Count every line below that contains "does", then state the total with no other output.

___ Data entries ___

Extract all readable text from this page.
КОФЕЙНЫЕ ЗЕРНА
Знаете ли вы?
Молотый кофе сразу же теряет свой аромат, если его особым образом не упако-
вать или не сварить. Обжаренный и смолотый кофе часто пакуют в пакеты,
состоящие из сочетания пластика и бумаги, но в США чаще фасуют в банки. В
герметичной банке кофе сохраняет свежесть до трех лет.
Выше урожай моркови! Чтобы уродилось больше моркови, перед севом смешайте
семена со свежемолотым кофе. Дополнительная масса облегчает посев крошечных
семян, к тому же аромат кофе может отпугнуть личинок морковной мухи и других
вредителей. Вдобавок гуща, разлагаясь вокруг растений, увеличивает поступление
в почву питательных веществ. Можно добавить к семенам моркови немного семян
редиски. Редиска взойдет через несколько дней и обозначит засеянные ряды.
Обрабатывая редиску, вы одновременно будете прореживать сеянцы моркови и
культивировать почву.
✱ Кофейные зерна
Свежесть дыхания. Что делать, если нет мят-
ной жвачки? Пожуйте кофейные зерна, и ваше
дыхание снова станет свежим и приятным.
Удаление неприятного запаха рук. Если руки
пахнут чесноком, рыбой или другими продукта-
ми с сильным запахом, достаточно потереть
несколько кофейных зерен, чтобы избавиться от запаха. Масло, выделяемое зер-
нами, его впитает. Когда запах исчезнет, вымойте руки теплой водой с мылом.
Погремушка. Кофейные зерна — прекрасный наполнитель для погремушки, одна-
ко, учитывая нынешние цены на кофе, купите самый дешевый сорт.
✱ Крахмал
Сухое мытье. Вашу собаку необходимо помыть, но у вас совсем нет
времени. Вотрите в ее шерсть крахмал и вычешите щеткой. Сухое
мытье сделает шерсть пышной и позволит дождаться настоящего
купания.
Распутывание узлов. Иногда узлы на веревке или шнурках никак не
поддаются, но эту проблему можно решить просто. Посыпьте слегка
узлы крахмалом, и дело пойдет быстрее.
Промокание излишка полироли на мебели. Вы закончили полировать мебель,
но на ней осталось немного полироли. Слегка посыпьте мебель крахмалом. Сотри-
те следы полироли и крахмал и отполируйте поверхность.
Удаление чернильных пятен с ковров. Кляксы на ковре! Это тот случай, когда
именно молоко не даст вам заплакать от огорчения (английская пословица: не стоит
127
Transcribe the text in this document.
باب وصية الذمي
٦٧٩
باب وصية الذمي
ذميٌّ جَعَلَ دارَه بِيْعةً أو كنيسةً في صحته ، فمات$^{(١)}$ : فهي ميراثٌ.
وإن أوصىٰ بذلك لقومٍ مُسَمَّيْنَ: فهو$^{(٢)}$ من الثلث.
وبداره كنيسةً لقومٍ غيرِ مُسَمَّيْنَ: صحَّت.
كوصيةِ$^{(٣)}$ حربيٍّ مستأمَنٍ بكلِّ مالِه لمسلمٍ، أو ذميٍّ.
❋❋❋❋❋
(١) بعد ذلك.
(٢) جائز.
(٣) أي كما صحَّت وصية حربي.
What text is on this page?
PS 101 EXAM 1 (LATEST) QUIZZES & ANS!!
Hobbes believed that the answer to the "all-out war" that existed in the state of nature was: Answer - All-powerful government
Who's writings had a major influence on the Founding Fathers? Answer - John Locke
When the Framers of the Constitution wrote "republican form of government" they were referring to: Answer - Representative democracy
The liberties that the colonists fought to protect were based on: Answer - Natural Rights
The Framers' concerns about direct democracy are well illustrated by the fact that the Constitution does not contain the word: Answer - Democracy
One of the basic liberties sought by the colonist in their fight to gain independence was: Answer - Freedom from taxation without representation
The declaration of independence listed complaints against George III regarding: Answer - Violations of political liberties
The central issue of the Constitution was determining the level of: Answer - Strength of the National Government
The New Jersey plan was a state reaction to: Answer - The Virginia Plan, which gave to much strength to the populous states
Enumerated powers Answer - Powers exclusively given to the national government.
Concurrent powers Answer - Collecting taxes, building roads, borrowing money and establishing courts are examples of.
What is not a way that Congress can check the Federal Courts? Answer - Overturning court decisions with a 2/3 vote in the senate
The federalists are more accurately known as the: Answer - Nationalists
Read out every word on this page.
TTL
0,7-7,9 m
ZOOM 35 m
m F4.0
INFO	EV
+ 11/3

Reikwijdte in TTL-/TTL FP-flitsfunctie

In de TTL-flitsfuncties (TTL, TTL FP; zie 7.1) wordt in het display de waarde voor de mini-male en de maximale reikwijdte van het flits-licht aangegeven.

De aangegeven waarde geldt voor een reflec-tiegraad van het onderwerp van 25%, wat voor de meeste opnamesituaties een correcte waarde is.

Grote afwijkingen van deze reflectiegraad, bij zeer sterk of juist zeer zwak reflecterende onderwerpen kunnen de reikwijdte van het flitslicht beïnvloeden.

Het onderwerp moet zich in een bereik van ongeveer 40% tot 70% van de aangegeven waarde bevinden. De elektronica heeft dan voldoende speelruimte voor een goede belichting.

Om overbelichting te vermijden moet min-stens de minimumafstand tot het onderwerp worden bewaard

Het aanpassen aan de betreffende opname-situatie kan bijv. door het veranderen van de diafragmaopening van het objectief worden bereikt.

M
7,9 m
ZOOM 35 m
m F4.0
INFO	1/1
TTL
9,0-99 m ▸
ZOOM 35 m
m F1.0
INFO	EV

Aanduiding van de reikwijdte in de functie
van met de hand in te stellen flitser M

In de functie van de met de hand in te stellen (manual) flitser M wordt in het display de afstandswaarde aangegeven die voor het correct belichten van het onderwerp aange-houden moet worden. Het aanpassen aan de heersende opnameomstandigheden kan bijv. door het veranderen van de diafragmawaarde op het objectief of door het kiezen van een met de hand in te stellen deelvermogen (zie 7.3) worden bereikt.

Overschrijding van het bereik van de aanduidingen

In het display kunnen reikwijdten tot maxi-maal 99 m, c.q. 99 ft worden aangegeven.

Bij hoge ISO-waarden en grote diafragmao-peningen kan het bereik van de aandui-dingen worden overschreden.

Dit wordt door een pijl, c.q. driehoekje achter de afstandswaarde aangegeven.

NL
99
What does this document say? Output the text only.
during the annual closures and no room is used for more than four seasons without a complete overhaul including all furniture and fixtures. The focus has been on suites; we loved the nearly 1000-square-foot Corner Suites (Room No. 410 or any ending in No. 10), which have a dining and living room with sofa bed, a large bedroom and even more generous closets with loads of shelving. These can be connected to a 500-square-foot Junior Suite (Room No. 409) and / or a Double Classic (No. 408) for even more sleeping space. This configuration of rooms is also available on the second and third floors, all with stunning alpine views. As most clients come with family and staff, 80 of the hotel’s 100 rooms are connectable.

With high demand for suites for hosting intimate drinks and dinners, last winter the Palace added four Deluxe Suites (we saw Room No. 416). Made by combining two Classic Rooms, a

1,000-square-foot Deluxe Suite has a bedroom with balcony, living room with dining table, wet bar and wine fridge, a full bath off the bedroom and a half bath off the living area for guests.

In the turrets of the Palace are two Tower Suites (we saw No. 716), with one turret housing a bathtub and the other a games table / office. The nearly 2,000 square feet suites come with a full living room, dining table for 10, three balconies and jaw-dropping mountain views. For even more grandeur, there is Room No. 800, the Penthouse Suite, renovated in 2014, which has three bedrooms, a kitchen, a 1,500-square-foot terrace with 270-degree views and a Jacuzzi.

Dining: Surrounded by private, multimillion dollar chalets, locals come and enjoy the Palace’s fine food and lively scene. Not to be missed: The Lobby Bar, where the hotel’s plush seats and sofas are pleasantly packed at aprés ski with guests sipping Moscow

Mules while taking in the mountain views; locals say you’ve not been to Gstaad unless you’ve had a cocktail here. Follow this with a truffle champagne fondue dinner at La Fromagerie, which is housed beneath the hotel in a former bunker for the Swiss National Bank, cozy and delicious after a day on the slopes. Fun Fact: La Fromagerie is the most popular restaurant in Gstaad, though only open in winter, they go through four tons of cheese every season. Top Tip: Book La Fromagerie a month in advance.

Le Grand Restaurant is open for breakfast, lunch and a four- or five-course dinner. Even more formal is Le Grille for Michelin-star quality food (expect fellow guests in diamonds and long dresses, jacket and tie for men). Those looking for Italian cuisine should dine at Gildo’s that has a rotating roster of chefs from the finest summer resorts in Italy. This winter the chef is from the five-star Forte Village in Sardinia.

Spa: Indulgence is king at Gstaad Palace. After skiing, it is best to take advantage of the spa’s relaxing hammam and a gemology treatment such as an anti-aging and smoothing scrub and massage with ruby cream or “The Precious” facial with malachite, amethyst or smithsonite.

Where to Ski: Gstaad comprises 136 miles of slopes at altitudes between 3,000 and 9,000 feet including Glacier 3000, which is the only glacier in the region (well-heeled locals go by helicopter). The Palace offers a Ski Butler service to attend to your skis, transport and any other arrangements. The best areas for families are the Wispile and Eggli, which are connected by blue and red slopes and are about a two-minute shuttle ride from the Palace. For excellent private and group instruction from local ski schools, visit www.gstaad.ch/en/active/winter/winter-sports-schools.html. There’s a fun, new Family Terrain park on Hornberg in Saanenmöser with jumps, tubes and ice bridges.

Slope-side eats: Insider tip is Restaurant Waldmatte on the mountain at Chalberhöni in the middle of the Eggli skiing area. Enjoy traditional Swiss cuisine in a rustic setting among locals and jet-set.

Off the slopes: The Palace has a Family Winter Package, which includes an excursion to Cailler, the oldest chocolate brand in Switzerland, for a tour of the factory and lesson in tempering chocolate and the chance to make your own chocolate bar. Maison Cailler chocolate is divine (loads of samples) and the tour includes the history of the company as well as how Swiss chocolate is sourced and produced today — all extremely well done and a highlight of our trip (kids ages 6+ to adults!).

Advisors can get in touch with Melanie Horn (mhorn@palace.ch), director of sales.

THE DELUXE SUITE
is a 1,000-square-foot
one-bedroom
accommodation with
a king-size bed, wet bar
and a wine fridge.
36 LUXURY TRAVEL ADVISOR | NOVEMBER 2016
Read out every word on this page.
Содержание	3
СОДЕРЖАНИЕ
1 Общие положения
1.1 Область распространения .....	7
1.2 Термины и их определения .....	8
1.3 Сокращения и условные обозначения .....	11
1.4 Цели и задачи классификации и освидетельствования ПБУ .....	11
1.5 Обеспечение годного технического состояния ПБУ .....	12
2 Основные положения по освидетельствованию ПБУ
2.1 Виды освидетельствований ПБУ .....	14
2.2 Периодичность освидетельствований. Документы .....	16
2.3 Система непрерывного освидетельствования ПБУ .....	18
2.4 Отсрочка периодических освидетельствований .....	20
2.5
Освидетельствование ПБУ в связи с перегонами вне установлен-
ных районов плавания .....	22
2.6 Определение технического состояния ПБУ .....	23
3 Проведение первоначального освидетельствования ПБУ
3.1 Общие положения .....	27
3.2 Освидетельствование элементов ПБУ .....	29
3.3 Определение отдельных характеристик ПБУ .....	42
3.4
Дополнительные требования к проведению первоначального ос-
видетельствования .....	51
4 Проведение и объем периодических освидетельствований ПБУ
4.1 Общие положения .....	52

___

Written response
2